==== INPUT ROWS

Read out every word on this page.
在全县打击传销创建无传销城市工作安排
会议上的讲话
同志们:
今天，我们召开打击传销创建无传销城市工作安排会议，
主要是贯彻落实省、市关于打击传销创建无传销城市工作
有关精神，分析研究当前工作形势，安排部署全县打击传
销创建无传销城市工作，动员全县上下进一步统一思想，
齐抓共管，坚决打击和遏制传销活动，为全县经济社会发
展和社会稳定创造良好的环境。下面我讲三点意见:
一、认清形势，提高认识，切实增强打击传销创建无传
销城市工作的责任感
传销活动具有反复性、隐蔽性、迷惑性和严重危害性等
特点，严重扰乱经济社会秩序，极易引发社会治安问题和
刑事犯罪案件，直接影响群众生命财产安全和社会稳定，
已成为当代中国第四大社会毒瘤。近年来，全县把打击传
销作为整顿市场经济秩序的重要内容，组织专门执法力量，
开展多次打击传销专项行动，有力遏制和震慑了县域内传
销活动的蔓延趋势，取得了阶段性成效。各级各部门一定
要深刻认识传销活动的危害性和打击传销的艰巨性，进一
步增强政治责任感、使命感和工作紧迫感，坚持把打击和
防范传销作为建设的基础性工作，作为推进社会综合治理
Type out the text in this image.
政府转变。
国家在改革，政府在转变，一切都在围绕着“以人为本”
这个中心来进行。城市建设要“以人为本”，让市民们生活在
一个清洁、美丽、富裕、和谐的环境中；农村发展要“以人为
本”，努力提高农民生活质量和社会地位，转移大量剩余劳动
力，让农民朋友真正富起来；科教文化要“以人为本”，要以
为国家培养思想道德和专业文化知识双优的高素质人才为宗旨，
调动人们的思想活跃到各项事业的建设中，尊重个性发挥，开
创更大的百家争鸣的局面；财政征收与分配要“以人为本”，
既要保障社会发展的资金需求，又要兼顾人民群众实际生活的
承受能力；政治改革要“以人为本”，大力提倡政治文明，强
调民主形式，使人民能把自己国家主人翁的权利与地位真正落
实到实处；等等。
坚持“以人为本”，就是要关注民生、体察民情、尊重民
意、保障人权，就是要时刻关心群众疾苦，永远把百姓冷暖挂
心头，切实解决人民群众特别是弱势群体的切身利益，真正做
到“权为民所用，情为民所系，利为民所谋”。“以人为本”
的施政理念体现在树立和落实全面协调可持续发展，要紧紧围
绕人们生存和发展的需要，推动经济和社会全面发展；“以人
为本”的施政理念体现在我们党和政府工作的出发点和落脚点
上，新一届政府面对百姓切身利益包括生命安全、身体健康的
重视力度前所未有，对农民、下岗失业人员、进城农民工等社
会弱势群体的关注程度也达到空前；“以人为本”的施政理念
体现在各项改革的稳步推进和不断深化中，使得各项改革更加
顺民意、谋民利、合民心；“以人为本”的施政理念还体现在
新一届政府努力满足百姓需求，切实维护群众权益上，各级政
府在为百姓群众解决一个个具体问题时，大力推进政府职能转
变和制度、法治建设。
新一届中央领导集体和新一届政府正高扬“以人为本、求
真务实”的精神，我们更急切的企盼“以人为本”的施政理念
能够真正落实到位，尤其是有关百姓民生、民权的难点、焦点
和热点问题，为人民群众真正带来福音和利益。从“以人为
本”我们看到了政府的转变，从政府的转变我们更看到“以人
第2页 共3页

========

- _TASK GOAL_:
Using the material above, extract the line that contains "Type out the text in this image." and every line after it, exactly as given; stop at the last line.

- _RESULT OF THIS EXERCISE_:
Type out the text in this image.
政府转变。
国家在改革，政府在转变，一切都在围绕着“以人为本”
这个中心来进行。城市建设要“以人为本”，让市民们生活在
一个清洁、美丽、富裕、和谐的环境中；农村发展要“以人为
本”，努力提高农民生活质量和社会地位，转移大量剩余劳动
力，让农民朋友真正富起来；科教文化要“以人为本”，要以
为国家培养思想道德和专业文化知识双优的高素质人才为宗旨，
调动人们的思想活跃到各项事业的建设中，尊重个性发挥，开
创更大的百家争鸣的局面；财政征收与分配要“以人为本”，
既要保障社会发展的资金需求，又要兼顾人民群众实际生活的
承受能力；政治改革要“以人为本”，大力提倡政治文明，强
调民主形式，使人民能把自己国家主人翁的权利与地位真正落
实到实处；等等。
坚持“以人为本”，就是要关注民生、体察民情、尊重民
意、保障人权，就是要时刻关心群众疾苦，永远把百姓冷暖挂
心头，切实解决人民群众特别是弱势群体的切身利益，真正做
到“权为民所用，情为民所系，利为民所谋”。“以人为本”
的施政理念体现在树立和落实全面协调可持续发展，要紧紧围
绕人们生存和发展的需要，推动经济和社会全面发展；“以人
为本”的施政理念体现在我们党和政府工作的出发点和落脚点
上，新一届政府面对百姓切身利益包括生命安全、身体健康的
重视力度前所未有，对农民、下岗失业人员、进城农民工等社
会弱势群体的关注程度也达到空前；“以人为本”的施政理念
体现在各项改革的稳步推进和不断深化中，使得各项改革更加
顺民意、谋民利、合民心；“以人为本”的施政理念还体现在
新一届政府努力满足百姓需求，切实维护群众权益上，各级政
府在为百姓群众解决一个个具体问题时，大力推进政府职能转
变和制度、法治建设。
新一届中央领导集体和新一届政府正高扬“以人为本、求
真务实”的精神，我们更急切的企盼“以人为本”的施政理念
能够真正落实到位，尤其是有关百姓民生、民权的难点、焦点
和热点问题，为人民群众真正带来福音和利益。从“以人为
本”我们看到了政府的转变，从政府的转变我们更看到“以人
第2页 共3页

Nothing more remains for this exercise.